▶ GOAL: Each line that holds the string "xlabel" counts once; say how many such lines there are and add nothing.

▶ GIVEN ENTRIES:
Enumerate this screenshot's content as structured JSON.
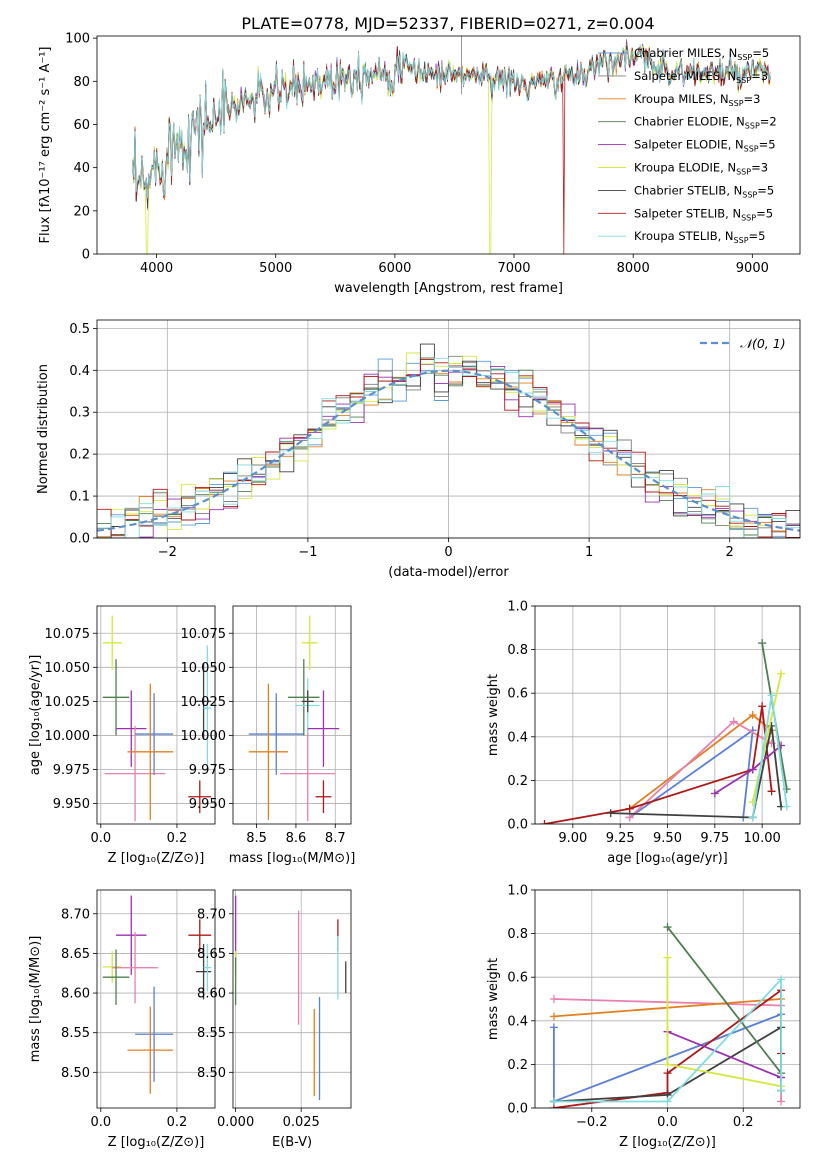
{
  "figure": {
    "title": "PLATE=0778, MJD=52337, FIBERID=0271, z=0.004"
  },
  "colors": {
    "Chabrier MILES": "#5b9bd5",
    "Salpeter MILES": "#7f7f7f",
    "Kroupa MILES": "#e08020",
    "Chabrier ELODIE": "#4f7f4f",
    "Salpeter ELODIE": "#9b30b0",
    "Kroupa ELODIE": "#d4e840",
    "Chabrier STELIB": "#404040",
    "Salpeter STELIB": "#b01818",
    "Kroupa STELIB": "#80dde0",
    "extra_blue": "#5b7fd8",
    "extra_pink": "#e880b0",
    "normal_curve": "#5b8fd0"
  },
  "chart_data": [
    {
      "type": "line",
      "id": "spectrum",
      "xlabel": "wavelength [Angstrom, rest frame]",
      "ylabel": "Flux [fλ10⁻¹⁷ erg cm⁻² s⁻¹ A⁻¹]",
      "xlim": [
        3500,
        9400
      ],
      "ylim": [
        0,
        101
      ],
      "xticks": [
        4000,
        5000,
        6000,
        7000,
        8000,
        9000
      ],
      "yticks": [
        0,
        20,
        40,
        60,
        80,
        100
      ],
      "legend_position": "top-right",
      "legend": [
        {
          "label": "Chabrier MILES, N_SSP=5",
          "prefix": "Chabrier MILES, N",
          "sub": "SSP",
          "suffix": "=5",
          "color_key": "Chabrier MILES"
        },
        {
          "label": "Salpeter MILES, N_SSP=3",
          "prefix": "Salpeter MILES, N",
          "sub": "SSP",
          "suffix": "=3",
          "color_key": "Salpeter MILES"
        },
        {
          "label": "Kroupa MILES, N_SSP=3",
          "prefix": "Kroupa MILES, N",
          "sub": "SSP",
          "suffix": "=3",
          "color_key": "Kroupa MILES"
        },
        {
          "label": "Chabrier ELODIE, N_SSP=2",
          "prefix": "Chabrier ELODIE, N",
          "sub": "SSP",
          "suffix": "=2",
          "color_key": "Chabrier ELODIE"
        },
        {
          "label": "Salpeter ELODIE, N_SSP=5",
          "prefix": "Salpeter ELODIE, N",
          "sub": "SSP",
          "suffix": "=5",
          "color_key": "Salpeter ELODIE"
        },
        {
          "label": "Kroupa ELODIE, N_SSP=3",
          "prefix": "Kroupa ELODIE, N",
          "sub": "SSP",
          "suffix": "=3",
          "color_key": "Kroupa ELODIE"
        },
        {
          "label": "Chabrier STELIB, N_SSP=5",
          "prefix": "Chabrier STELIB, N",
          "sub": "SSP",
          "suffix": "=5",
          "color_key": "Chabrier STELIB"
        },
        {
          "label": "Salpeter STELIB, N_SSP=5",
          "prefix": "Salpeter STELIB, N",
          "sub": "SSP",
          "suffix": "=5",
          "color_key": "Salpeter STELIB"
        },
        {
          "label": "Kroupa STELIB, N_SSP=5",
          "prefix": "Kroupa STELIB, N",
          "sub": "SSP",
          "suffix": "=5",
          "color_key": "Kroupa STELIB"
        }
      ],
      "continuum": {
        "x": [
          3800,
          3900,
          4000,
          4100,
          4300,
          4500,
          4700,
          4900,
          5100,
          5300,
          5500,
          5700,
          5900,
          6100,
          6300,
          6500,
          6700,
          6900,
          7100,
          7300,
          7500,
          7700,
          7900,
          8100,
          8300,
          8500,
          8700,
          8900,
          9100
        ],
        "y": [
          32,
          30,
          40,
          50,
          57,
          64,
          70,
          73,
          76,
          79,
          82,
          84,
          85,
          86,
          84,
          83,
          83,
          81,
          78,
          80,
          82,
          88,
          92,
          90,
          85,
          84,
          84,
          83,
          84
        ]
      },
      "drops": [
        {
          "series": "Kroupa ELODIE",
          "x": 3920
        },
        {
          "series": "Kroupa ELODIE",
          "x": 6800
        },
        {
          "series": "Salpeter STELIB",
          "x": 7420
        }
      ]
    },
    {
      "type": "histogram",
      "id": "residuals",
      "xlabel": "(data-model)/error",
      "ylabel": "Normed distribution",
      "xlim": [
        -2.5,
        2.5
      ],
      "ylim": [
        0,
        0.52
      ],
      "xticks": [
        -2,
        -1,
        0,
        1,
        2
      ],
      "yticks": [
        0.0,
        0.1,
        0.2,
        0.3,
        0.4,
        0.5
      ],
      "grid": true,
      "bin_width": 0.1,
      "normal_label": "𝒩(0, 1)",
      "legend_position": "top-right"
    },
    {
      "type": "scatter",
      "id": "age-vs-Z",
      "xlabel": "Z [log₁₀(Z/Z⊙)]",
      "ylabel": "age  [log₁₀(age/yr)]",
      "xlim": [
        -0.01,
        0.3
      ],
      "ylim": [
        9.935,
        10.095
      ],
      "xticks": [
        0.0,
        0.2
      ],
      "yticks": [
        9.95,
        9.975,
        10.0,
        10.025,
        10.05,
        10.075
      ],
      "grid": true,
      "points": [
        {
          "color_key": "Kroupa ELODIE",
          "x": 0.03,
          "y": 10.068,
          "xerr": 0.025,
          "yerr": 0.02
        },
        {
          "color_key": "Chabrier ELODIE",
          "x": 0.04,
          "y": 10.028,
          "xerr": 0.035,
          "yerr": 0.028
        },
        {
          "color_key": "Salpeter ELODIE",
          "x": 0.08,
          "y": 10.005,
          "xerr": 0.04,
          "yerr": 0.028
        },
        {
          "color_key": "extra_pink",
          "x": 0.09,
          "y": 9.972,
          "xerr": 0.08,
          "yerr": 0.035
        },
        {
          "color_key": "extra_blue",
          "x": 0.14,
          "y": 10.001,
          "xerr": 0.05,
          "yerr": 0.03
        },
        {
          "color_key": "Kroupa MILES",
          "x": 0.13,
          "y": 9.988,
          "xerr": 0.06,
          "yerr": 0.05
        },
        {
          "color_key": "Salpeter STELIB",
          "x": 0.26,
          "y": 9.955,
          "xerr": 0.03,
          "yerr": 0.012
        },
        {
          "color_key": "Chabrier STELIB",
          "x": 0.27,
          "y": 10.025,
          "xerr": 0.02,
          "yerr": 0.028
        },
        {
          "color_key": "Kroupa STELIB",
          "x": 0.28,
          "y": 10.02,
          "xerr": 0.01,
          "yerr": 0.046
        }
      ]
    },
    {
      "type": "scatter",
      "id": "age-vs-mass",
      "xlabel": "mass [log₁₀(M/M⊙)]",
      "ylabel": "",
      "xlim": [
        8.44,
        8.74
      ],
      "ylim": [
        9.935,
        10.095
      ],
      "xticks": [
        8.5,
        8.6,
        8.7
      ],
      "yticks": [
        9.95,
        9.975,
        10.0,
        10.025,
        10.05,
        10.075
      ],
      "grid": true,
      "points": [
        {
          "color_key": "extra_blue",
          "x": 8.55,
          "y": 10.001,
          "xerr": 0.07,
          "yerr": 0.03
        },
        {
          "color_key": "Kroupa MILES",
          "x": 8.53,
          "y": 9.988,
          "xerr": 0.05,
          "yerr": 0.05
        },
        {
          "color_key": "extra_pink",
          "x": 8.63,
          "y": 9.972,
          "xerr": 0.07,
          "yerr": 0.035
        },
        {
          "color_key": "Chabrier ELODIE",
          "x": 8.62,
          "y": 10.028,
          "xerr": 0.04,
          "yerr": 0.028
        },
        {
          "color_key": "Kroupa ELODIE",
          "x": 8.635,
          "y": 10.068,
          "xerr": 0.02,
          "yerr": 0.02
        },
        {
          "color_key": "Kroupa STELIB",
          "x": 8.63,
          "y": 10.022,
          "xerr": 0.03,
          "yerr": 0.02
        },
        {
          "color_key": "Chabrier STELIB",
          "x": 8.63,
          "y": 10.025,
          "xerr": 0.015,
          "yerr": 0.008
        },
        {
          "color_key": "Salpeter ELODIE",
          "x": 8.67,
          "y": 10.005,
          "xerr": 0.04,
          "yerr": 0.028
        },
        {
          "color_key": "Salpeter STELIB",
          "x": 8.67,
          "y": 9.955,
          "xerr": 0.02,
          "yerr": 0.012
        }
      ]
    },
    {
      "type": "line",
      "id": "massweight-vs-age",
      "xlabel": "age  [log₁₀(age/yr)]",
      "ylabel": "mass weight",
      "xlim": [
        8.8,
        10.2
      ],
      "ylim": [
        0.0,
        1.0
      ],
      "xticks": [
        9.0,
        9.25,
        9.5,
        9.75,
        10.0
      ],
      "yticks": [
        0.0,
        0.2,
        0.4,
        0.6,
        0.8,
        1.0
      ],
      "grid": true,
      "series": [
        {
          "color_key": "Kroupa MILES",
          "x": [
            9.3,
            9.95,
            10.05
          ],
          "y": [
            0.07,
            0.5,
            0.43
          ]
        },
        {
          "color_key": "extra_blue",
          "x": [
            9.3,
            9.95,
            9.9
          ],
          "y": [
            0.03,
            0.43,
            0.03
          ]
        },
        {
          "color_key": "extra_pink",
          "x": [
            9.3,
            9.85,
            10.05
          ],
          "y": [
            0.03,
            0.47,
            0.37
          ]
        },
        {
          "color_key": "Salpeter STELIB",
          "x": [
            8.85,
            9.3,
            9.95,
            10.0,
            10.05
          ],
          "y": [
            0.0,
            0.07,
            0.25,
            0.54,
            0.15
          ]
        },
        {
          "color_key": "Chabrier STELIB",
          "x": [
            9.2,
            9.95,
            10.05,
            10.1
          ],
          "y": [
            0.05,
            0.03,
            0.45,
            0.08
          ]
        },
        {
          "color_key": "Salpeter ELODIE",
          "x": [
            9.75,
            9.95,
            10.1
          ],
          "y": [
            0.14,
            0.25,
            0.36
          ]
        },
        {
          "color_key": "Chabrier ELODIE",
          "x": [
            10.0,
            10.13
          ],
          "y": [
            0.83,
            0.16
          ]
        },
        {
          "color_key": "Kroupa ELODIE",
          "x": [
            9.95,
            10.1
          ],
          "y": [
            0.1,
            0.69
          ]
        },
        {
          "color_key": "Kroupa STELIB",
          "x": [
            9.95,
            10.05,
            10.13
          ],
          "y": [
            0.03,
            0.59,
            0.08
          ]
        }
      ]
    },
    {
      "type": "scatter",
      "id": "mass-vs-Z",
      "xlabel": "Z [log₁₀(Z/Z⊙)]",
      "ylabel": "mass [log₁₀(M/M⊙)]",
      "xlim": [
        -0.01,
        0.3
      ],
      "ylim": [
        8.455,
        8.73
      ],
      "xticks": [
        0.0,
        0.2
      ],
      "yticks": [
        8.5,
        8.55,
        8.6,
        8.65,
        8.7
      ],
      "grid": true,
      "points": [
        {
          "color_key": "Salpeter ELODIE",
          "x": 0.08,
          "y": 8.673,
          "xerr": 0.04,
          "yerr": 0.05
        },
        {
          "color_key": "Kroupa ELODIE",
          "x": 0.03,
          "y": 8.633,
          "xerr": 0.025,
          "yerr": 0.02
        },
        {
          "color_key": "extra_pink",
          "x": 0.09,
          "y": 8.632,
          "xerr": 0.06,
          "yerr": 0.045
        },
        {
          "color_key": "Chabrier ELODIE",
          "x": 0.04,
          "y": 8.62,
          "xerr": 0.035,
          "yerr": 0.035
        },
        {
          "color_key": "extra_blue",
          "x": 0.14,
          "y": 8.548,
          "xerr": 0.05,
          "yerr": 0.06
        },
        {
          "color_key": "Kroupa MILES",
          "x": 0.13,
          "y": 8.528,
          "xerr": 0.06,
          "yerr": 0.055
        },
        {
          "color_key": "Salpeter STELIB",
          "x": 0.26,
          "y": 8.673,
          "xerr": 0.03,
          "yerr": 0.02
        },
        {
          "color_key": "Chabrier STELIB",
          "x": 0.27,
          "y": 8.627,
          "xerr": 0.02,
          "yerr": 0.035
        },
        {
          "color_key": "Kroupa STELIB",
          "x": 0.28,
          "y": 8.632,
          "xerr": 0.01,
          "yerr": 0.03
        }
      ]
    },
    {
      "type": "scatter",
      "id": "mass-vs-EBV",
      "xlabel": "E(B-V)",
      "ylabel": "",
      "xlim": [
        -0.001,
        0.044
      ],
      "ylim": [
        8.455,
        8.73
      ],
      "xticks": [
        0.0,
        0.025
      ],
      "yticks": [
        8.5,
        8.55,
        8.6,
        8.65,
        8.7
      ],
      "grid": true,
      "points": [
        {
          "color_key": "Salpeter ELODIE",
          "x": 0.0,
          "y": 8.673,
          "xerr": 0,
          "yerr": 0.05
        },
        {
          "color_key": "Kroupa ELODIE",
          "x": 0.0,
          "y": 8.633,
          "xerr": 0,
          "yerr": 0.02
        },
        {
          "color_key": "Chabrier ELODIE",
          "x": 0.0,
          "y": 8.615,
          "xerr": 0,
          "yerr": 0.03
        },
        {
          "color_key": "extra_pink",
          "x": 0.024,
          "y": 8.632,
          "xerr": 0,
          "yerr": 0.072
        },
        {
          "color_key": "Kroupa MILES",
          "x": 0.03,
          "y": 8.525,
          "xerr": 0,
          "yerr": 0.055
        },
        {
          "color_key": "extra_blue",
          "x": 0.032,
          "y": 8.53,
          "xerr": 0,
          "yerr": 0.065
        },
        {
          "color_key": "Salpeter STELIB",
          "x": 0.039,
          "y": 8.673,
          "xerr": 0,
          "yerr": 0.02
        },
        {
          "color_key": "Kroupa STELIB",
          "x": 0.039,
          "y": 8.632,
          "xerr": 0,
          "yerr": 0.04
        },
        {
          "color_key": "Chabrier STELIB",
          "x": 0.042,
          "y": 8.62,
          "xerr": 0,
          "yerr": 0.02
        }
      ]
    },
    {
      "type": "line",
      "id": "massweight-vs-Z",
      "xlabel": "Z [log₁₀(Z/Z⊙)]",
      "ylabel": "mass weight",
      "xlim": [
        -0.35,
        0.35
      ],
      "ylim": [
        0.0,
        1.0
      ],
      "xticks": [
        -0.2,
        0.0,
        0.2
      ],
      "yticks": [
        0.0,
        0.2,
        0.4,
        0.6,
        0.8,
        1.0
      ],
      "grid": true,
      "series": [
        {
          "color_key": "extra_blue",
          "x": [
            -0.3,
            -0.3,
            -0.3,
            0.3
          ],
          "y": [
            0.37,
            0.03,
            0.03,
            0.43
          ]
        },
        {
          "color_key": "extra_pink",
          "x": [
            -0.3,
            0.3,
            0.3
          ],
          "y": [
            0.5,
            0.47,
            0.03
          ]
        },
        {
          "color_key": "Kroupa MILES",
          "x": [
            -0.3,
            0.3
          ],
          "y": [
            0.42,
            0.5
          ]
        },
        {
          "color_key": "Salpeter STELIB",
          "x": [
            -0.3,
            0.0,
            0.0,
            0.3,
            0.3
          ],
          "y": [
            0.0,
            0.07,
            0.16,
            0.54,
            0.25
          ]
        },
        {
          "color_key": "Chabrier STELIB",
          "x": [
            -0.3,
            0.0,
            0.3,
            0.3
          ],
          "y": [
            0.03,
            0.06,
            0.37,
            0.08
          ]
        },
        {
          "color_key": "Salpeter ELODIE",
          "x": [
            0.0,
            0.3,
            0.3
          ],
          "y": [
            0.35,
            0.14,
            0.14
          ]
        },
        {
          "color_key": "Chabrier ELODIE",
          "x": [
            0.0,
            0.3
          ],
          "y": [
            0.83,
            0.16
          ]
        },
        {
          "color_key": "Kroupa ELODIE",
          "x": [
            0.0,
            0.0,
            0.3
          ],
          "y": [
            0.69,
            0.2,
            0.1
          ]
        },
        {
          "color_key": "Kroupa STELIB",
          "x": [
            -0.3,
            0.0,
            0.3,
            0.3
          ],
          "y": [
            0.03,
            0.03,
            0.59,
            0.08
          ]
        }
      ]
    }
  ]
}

▶ RESPONSE FOR THIS EXERCISE: 8